[DIRECTIONS FOR THIS TASK] Your task is to copy each line that has the word "hóng".

-------- GIVEN RECORDS --------

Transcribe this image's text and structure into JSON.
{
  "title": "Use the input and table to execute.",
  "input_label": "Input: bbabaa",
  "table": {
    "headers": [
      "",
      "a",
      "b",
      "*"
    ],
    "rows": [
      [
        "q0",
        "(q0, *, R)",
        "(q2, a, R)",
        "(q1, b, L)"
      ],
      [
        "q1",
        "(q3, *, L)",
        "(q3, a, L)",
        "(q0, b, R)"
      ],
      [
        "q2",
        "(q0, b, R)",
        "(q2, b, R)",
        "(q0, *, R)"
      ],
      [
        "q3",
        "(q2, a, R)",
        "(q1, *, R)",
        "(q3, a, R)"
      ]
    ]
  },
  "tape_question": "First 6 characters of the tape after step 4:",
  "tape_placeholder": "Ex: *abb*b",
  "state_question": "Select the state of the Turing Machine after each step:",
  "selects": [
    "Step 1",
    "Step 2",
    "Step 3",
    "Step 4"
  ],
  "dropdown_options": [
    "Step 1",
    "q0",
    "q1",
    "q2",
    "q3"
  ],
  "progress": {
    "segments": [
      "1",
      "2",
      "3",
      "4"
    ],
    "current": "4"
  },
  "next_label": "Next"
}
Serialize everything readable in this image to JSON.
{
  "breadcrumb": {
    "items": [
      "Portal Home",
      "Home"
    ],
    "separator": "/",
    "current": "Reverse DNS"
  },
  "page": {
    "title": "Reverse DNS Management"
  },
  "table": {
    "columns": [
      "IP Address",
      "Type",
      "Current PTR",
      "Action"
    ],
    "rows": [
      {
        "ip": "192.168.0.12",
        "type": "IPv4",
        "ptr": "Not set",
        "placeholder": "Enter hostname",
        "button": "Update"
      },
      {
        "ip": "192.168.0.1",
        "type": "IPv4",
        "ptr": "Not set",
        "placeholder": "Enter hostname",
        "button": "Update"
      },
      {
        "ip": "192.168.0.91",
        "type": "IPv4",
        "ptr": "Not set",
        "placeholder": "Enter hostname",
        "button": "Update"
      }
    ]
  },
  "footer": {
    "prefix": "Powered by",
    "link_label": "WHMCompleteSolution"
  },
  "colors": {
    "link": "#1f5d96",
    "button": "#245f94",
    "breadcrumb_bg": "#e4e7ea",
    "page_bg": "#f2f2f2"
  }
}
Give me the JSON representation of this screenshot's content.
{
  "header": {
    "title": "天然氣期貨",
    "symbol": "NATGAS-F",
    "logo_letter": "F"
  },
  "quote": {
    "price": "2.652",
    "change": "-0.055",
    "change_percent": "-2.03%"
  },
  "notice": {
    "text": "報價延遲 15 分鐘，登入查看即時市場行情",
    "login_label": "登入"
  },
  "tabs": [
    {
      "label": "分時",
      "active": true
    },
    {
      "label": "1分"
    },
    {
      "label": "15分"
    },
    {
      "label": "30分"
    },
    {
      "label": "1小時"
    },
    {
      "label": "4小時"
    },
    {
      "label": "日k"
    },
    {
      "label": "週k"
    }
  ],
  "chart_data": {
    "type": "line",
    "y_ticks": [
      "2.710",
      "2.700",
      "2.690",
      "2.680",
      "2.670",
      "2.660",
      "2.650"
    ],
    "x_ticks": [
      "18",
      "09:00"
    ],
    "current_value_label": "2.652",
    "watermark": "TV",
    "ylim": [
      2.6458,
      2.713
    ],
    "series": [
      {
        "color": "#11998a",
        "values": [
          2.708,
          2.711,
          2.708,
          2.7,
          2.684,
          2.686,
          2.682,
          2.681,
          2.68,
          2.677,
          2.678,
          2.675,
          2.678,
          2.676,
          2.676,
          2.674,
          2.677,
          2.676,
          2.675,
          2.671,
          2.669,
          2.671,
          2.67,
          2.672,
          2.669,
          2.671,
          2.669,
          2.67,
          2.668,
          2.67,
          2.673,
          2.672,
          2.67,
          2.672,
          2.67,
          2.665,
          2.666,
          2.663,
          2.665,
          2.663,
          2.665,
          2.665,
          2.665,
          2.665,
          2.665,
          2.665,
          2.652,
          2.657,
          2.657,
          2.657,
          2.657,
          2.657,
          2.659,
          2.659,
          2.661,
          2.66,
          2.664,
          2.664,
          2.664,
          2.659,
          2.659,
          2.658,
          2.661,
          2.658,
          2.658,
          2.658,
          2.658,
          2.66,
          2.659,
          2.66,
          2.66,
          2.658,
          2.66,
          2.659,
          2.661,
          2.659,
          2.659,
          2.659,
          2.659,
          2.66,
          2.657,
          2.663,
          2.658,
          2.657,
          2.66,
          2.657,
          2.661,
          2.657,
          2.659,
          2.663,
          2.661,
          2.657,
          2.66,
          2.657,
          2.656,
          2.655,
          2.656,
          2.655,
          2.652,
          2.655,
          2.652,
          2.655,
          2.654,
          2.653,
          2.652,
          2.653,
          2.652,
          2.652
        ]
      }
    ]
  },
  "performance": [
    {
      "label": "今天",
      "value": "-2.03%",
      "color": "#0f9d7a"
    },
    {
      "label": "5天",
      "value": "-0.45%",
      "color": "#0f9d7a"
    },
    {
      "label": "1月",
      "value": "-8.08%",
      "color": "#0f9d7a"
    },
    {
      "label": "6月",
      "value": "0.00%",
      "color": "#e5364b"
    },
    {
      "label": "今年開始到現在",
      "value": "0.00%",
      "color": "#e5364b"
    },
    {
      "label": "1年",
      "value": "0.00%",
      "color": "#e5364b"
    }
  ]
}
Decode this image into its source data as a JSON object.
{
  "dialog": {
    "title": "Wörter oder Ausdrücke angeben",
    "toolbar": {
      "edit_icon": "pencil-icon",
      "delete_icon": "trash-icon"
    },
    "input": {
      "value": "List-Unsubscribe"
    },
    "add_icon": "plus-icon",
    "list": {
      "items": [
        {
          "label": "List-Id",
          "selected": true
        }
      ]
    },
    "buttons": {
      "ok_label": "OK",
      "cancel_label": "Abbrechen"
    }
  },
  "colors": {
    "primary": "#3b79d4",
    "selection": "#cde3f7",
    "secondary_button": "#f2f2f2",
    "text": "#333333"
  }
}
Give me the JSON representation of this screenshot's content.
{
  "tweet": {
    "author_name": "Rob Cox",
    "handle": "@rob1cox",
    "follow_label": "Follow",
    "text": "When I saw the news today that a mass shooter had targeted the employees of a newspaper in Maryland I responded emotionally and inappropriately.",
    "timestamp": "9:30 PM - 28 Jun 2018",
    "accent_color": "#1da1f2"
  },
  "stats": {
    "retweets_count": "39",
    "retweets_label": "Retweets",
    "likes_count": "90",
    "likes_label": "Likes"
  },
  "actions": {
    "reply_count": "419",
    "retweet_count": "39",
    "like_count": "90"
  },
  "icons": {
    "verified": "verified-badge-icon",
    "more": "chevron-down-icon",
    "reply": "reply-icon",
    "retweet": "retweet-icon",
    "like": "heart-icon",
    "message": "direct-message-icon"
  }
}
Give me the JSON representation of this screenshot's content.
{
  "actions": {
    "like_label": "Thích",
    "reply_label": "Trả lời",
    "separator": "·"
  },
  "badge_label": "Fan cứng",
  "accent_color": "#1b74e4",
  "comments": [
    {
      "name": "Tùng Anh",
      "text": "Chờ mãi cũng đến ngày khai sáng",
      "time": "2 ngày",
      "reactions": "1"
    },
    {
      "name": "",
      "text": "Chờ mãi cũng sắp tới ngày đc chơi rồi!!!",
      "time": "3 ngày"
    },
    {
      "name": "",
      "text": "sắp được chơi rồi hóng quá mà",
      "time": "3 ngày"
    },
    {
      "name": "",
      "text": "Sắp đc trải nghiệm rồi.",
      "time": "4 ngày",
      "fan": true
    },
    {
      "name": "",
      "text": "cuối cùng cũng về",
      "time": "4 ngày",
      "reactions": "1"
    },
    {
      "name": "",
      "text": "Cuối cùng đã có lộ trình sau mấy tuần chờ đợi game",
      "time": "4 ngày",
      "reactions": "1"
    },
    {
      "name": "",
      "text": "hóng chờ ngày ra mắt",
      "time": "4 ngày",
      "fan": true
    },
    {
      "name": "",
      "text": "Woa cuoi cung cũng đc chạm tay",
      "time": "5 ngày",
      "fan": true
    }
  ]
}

--------

[ANSWER FOR THE TASK]
      "text": "sắp được chơi rồi hóng quá mà",
      "text": "hóng chờ ngày ra mắt",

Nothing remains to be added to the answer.